• Work to complete:
**a)** Answer these questions from the article on the 'Heroes and Legends' opening:
(i) On what day and date did the attraction open to the public?
(ii) How many Americans are currently enshrined in the U.S. Astronaut Hall of Fame?
(iii) Who hosted the opening program as Master of Ceremonies?
**b)** Based on the article on the 'Heroes and Legends' opening, explain in one to three sentences why America's pioneering astronauts are being honored by the attraction.

• Provided passage:
Grand opening ceremony for the ‘Heroes and Legends’ attraction on Nov. 11, 2016 at the Kennedy Space Center Visitor Complex in Florida and attended by more than 25 veteran and current NASA astronauts. It includes the new home of the U.S. Astronaut Hall of Fame, presented by Boeing. In addition to displays honoring the 93 Americans currently enshrined in the hall, the facility looks back to the pioneering efforts of Mercury, Gemini and Apollo. It provides the background and context for space exploration and the legendary men and women who pioneered the nation’s journey into space. Credit: Ken Kremer/kenkremer.com
KENNEDY SPACE CENTER VISITOR COMPLEX, FL – America’s pioneering astronauts who braved the perils of the unknown and put their lives on the line at the dawn of the space age atop mighty rockets that propelled our hopes and dreams into the new frontier of outer space and culminated with NASA’s Apollo lunar landings, are being honored with the eye popping new ‘Heroes and Legends’ attraction at the Kennedy Space Center Visitor Complex (KSCVC) in Florida.
With fanfare and a fireworks display perfectly timed for Veterans Day, ‘Heroes and Legends’ opened its doors to the public on Friday, November 11, 2016, during a gala ceremony attended by more than 25 veteran and current NASA astronauts, including revered Gemini and Apollo space program astronauts Buzz Aldrin, Jim Lovell, Charlie Duke, Tom Stafford, Dave Scott, Walt Cunningham and Al Worden – and throngs of thrilled members of the general public who traveled here as eyewitnesses from all across the globe.
Aldrin, Scott, and Duke walked on the Moon during the Apollo 11, 15 and 16 missions.
Also on hand were the adult children of the late-astronauts Alan Shepard (first American in space) and Neil Armstrong (first man to walk on the Moon), as well as representatives from NASA, The Boeing Company (sponsor) and park operator Delaware North – for the engaging program hosted by Master of Ceremonies John Zarrella, CNN’s well known and now retired space correspondent.

(Dataset entries)

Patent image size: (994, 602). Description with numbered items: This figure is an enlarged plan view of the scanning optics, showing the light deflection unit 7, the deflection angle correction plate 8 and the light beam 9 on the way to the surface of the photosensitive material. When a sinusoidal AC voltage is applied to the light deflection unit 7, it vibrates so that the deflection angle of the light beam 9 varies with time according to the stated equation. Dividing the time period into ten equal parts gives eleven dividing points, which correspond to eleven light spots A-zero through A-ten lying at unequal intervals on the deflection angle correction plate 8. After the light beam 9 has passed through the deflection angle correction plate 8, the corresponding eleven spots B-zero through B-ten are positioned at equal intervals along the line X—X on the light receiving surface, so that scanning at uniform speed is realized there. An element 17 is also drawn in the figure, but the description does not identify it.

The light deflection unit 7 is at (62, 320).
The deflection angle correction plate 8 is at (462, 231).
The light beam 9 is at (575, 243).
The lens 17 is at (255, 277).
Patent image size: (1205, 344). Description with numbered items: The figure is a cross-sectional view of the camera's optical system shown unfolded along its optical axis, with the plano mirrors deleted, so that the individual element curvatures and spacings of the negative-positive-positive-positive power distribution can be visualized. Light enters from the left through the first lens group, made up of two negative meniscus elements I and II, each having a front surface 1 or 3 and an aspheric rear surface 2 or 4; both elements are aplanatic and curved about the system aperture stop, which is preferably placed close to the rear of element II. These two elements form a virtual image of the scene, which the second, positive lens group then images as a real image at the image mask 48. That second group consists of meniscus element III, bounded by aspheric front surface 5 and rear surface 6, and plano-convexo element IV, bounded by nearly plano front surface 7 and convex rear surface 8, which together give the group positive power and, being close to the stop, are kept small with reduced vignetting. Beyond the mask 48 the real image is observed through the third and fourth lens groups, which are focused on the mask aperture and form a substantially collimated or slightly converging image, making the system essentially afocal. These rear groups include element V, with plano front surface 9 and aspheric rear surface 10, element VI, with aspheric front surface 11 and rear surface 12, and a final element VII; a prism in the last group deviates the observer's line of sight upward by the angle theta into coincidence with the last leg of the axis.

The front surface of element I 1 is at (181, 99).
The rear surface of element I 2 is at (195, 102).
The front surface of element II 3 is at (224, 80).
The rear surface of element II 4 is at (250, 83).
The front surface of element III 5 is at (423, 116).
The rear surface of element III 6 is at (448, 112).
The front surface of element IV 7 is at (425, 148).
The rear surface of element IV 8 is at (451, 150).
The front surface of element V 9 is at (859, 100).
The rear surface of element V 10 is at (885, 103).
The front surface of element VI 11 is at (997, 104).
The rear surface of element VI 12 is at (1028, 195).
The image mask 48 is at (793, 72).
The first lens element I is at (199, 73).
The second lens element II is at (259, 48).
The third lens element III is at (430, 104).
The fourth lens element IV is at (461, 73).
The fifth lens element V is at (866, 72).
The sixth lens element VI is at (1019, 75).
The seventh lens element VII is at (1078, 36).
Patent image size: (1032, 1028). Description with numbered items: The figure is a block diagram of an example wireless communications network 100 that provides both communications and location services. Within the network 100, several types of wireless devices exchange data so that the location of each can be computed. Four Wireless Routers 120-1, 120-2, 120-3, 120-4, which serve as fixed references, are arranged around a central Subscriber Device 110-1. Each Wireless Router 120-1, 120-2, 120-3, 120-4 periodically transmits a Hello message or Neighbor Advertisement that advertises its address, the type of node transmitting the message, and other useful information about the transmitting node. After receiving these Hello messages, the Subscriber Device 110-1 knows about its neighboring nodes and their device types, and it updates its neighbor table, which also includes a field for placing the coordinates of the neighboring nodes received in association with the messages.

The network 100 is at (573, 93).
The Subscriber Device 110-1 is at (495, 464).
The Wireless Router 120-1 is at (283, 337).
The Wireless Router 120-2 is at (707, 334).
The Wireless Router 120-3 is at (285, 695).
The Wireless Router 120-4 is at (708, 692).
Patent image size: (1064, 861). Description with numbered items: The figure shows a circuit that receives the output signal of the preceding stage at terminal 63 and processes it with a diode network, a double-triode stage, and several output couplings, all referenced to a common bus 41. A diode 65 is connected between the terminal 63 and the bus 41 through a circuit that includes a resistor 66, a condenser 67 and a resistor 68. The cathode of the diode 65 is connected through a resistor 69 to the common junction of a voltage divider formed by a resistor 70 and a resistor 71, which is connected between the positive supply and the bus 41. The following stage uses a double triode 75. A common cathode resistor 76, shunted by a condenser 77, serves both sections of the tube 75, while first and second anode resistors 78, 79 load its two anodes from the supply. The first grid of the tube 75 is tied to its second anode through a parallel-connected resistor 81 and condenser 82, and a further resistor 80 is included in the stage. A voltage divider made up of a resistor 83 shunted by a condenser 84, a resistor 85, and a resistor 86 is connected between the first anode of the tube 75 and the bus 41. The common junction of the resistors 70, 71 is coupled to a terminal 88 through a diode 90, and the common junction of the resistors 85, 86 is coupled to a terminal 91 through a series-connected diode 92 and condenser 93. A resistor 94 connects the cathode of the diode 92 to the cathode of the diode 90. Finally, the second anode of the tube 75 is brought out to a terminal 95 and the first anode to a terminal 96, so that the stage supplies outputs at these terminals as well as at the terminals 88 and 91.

• Responses to the tasks:
**a)**
(i) Friday, November 11, 2016.
(ii) 93.
(iii) John Zarrella, CNN's now-retired space correspondent.

**b)** They braved the perils of the unknown and put their lives on the line at the dawn of the space age, riding mighty rockets into outer space. Their efforts culminated with NASA's Apollo lunar landings.